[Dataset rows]

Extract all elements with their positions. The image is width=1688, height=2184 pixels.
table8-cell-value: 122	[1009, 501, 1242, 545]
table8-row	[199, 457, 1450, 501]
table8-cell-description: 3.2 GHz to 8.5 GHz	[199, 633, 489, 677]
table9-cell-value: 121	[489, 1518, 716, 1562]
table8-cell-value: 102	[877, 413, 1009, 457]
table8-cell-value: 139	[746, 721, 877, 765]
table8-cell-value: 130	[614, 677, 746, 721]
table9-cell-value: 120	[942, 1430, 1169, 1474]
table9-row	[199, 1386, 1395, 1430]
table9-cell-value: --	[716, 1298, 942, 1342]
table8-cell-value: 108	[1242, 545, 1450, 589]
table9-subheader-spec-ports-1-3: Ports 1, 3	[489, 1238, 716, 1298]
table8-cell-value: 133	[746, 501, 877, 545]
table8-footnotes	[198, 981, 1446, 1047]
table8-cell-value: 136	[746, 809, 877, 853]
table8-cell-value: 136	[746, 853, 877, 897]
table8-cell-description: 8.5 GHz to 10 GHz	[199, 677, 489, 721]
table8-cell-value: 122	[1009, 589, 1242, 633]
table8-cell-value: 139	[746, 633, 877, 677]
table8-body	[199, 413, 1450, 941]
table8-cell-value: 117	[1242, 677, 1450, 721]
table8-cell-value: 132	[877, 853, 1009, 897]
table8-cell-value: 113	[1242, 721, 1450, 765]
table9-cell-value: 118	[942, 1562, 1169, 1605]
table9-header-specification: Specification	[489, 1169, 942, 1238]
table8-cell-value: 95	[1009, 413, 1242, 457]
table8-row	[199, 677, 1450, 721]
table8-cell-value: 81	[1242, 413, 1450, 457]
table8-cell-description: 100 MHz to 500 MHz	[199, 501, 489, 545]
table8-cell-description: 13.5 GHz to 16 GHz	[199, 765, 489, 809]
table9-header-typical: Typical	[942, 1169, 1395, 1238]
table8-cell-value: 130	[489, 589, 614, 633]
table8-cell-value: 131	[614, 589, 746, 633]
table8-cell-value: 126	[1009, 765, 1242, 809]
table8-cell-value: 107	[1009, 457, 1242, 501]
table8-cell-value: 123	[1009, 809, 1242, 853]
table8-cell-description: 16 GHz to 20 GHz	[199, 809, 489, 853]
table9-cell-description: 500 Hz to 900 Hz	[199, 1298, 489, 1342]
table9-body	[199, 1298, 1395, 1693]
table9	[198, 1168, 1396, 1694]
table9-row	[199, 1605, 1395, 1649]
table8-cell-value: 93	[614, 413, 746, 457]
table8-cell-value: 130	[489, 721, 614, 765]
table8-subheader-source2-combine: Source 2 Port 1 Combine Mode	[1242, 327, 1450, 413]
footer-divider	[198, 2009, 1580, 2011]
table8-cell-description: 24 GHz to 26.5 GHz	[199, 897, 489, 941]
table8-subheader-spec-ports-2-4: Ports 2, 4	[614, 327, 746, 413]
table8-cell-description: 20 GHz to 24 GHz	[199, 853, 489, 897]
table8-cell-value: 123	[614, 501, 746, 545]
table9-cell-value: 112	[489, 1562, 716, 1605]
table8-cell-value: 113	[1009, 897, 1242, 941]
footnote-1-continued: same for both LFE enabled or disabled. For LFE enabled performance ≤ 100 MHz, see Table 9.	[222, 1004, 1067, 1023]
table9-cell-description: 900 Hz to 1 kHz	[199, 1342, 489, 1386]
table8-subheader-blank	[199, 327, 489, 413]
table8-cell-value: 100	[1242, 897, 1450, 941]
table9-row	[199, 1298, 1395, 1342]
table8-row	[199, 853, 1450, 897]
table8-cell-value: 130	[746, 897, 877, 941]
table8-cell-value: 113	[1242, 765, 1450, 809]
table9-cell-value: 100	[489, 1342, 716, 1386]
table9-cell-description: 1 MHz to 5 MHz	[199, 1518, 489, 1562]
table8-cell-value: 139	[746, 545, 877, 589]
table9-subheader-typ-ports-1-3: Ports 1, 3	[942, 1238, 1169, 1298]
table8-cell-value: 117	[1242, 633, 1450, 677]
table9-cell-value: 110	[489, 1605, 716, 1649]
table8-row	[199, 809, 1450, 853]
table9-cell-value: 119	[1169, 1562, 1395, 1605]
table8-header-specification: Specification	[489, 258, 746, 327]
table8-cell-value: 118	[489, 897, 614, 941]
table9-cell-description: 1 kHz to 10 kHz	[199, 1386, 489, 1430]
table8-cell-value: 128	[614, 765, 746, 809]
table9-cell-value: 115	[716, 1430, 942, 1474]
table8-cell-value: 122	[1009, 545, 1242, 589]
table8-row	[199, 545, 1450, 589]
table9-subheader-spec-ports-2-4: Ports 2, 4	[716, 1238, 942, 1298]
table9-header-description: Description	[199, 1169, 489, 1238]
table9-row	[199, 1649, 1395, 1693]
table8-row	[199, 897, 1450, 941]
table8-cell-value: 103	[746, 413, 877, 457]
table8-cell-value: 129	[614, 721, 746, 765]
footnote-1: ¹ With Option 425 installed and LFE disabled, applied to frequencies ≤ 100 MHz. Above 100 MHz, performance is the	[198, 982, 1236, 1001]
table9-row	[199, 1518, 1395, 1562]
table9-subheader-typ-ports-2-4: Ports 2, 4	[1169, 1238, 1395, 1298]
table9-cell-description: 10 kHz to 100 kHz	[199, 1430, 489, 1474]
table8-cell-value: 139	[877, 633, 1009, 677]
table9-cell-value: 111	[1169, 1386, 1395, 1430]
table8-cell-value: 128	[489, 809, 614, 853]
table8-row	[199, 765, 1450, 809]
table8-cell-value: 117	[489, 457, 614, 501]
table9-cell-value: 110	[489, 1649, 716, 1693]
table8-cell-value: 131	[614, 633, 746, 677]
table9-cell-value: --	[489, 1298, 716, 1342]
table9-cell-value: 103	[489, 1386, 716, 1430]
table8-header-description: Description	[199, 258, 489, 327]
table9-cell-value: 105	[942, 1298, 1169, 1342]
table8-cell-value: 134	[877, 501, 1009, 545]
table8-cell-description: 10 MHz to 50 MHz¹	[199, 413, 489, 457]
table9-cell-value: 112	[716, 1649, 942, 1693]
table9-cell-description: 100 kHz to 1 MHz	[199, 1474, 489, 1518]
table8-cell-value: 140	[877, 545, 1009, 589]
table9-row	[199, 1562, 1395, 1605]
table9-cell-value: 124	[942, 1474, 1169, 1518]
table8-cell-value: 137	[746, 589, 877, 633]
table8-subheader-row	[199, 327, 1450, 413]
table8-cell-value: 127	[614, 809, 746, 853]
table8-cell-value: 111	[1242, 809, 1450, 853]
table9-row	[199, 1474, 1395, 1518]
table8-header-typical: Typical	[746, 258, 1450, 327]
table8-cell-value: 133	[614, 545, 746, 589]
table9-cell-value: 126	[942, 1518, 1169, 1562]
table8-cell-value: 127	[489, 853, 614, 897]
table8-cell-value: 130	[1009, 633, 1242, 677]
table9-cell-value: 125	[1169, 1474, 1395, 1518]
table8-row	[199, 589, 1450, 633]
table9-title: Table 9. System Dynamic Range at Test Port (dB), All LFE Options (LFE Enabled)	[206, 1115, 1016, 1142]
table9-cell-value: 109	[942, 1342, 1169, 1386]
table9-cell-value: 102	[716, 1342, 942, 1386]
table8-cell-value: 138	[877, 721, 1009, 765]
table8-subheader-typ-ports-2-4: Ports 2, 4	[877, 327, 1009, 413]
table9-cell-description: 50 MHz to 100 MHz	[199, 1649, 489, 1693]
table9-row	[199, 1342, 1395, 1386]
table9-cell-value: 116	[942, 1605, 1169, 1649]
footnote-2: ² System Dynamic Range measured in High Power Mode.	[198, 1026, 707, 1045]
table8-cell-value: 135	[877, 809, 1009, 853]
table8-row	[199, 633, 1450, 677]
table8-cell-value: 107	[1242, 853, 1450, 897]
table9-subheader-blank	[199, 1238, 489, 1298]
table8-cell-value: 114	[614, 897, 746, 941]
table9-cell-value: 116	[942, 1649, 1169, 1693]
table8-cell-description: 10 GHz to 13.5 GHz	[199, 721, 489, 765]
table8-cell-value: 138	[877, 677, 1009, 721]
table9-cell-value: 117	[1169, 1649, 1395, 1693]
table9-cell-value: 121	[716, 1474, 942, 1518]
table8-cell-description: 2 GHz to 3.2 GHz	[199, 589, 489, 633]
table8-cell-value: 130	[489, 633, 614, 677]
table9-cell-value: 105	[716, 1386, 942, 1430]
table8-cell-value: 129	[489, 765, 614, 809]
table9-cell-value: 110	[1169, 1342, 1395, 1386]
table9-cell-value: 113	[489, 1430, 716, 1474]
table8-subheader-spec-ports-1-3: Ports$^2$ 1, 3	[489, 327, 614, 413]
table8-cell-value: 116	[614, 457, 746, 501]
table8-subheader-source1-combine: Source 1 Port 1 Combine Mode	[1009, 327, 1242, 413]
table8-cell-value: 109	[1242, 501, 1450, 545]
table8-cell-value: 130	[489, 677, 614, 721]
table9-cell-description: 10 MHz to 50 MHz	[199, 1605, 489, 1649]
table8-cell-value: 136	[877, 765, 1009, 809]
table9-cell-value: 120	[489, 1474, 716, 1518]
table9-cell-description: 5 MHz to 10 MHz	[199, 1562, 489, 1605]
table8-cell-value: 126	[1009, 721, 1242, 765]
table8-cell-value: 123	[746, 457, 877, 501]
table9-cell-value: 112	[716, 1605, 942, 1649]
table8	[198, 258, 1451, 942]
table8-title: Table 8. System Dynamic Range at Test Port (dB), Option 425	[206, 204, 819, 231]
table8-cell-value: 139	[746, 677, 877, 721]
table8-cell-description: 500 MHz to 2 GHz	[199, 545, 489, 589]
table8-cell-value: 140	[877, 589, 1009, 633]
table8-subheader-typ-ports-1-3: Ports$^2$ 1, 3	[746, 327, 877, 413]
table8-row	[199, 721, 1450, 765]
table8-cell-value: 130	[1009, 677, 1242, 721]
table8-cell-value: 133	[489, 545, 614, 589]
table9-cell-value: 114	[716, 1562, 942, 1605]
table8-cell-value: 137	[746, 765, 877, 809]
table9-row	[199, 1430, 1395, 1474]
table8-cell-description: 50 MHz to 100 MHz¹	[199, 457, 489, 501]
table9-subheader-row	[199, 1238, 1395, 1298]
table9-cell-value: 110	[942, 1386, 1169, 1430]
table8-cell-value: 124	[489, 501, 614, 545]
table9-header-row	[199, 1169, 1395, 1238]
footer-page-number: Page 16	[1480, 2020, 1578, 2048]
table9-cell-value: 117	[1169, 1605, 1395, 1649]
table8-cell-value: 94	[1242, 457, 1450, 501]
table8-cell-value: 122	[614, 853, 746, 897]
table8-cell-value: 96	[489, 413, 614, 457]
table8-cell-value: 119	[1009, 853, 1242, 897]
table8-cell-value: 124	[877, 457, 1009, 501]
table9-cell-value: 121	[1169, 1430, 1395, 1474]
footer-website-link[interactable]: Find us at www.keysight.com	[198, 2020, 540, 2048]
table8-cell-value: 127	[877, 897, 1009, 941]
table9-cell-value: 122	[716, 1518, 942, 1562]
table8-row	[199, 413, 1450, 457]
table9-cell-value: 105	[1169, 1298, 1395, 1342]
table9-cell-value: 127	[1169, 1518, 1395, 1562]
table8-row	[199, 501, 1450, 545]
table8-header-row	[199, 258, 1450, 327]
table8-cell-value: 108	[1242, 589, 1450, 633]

EXERCISE PROMPT: Retype the part of the rows that opens with the first line and closes with the line containing "1168, 1396, 1694]", both included, with every character kept as it is.

CORRECT RESULT:
Extract all elements with their positions. The image is width=1688, height=2184 pixels.
table8-cell-value: 122	[1009, 501, 1242, 545]
table8-row	[199, 457, 1450, 501]
table8-cell-description: 3.2 GHz to 8.5 GHz	[199, 633, 489, 677]
table9-cell-value: 121	[489, 1518, 716, 1562]
table8-cell-value: 102	[877, 413, 1009, 457]
table8-cell-value: 139	[746, 721, 877, 765]
table8-cell-value: 130	[614, 677, 746, 721]
table9-cell-value: 120	[942, 1430, 1169, 1474]
table9-row	[199, 1386, 1395, 1430]
table9-cell-value: --	[716, 1298, 942, 1342]
table8-cell-value: 108	[1242, 545, 1450, 589]
table9-subheader-spec-ports-1-3: Ports 1, 3	[489, 1238, 716, 1298]
table8-cell-value: 133	[746, 501, 877, 545]
table8-footnotes	[198, 981, 1446, 1047]
table8-cell-value: 136	[746, 809, 877, 853]
table8-cell-value: 136	[746, 853, 877, 897]
table8-cell-description: 8.5 GHz to 10 GHz	[199, 677, 489, 721]
table8-cell-value: 122	[1009, 589, 1242, 633]
table8-cell-value: 139	[746, 633, 877, 677]
table8-body	[199, 413, 1450, 941]
table8-cell-value: 117	[1242, 677, 1450, 721]
table8-cell-value: 132	[877, 853, 1009, 897]
table8-cell-value: 113	[1242, 721, 1450, 765]
table9-cell-value: 118	[942, 1562, 1169, 1605]
table9-header-specification: Specification	[489, 1169, 942, 1238]
table8-cell-value: 95	[1009, 413, 1242, 457]
table8-row	[199, 677, 1450, 721]
table8-cell-value: 81	[1242, 413, 1450, 457]
table8-cell-description: 100 MHz to 500 MHz	[199, 501, 489, 545]
table8-cell-description: 13.5 GHz to 16 GHz	[199, 765, 489, 809]
table9-header-typical: Typical	[942, 1169, 1395, 1238]
table8-cell-value: 130	[489, 589, 614, 633]
table8-cell-value: 131	[614, 589, 746, 633]
table8-cell-value: 126	[1009, 765, 1242, 809]
table8-cell-value: 107	[1009, 457, 1242, 501]
table8-cell-value: 123	[1009, 809, 1242, 853]
table8-cell-description: 16 GHz to 20 GHz	[199, 809, 489, 853]
table9-cell-description: 500 Hz to 900 Hz	[199, 1298, 489, 1342]
table9-body	[199, 1298, 1395, 1693]
table9	[198, 1168, 1396, 1694]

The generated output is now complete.